■ **Extracted data**:
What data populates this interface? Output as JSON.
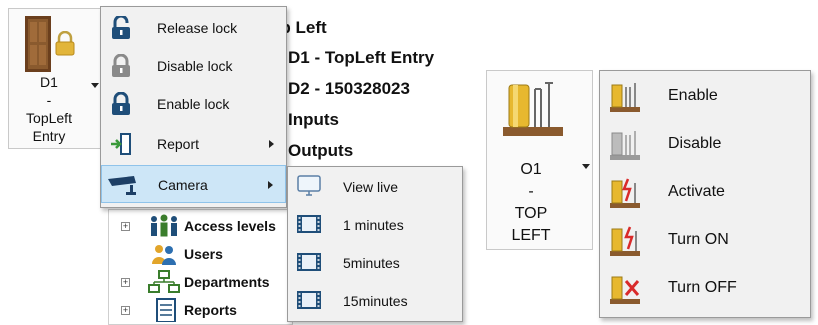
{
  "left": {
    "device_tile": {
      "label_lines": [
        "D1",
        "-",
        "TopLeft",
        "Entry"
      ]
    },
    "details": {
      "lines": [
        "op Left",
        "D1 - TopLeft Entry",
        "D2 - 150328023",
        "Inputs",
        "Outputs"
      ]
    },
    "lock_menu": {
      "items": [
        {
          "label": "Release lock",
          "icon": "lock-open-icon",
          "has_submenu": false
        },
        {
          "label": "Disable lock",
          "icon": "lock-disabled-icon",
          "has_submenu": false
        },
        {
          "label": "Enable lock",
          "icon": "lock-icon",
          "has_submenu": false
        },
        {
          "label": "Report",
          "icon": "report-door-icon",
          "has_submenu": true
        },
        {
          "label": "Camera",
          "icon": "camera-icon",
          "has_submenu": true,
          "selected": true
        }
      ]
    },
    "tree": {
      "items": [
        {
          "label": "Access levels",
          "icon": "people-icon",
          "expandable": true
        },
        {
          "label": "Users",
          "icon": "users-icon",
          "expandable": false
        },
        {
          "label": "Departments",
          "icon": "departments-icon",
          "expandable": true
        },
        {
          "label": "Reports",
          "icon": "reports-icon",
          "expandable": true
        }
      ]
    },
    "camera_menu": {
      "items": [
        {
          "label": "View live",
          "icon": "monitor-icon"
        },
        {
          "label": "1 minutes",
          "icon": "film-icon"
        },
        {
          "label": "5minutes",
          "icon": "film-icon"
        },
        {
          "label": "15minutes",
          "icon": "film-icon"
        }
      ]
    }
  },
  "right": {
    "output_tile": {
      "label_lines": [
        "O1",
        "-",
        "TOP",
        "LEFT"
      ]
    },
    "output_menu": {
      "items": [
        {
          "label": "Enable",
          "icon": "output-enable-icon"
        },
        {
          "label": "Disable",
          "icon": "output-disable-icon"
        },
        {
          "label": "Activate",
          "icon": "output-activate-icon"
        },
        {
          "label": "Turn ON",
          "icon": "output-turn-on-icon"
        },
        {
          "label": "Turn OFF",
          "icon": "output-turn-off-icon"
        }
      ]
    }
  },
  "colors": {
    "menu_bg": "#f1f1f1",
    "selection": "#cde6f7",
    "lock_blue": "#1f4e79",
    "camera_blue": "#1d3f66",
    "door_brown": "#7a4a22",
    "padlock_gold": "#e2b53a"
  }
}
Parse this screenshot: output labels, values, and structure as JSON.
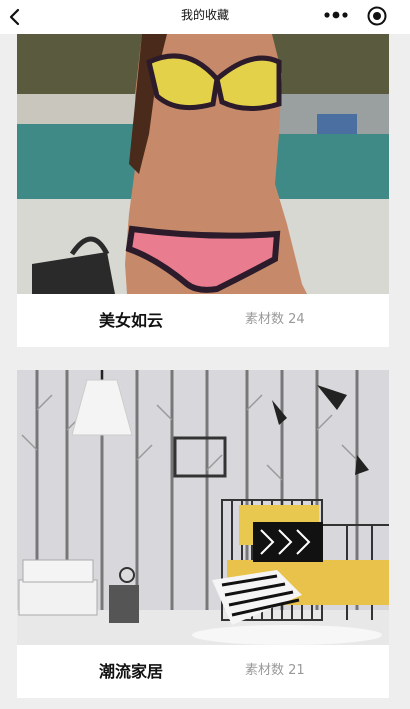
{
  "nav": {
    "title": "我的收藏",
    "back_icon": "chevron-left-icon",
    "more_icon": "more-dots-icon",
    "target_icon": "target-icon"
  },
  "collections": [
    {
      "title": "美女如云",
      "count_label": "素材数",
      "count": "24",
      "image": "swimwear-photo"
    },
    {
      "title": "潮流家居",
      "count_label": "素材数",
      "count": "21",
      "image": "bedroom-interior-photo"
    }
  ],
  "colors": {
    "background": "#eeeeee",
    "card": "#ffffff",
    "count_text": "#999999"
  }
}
--
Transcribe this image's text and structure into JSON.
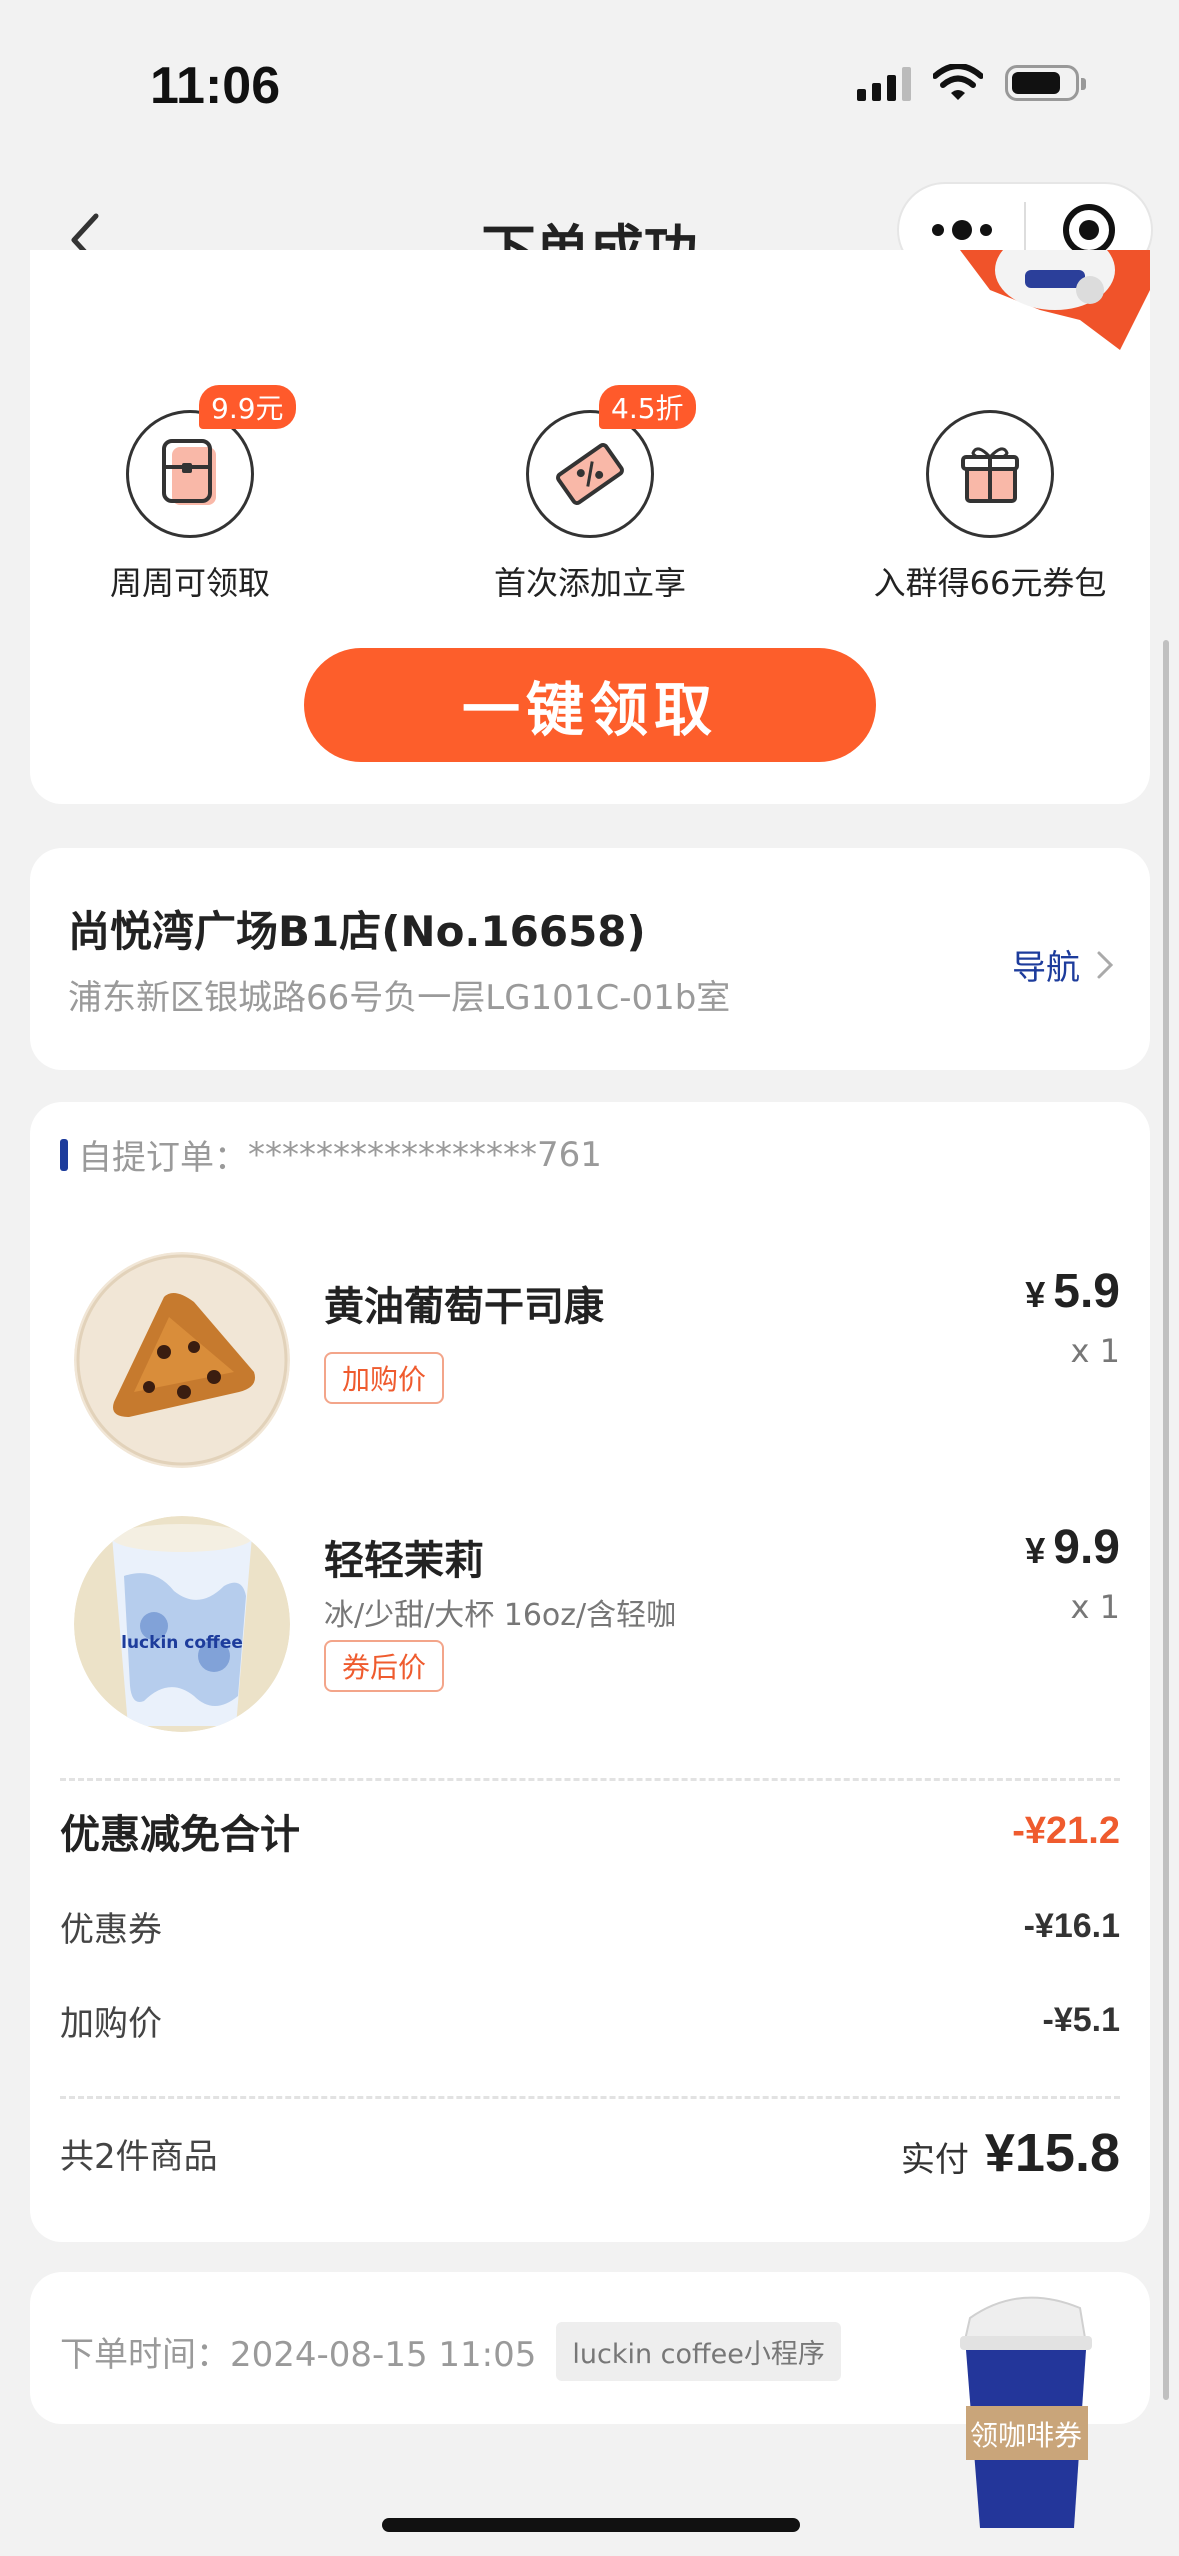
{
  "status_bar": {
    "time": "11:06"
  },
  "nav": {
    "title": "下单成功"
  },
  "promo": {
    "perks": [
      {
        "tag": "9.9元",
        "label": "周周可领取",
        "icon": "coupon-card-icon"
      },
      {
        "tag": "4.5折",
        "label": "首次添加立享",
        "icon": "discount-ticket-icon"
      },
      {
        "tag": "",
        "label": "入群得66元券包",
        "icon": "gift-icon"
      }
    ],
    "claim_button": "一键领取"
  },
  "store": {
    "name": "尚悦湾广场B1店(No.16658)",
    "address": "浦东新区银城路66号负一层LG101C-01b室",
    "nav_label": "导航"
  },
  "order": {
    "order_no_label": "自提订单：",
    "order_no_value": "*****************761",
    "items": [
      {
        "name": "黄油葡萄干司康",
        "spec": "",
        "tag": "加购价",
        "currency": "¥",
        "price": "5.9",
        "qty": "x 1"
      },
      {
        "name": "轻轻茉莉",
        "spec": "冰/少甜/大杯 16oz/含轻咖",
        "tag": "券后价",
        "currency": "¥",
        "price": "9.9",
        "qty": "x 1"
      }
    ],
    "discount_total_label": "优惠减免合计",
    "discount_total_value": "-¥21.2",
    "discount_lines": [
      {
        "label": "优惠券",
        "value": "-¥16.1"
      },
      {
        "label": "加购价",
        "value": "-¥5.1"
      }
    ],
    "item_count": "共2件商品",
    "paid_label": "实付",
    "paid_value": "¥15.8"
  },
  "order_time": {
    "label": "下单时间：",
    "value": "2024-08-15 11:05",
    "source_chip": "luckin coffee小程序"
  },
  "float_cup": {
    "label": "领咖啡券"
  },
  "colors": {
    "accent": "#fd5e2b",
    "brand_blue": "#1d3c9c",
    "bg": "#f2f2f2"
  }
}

■ **What the task asks**:
Take each line containing the string "title" and copy it out.

■ **Result of the exercise**:
    "title": "我的收藏",
      "title": "美女如云",
      "title": "潮流家居",
    "title": "下单成功"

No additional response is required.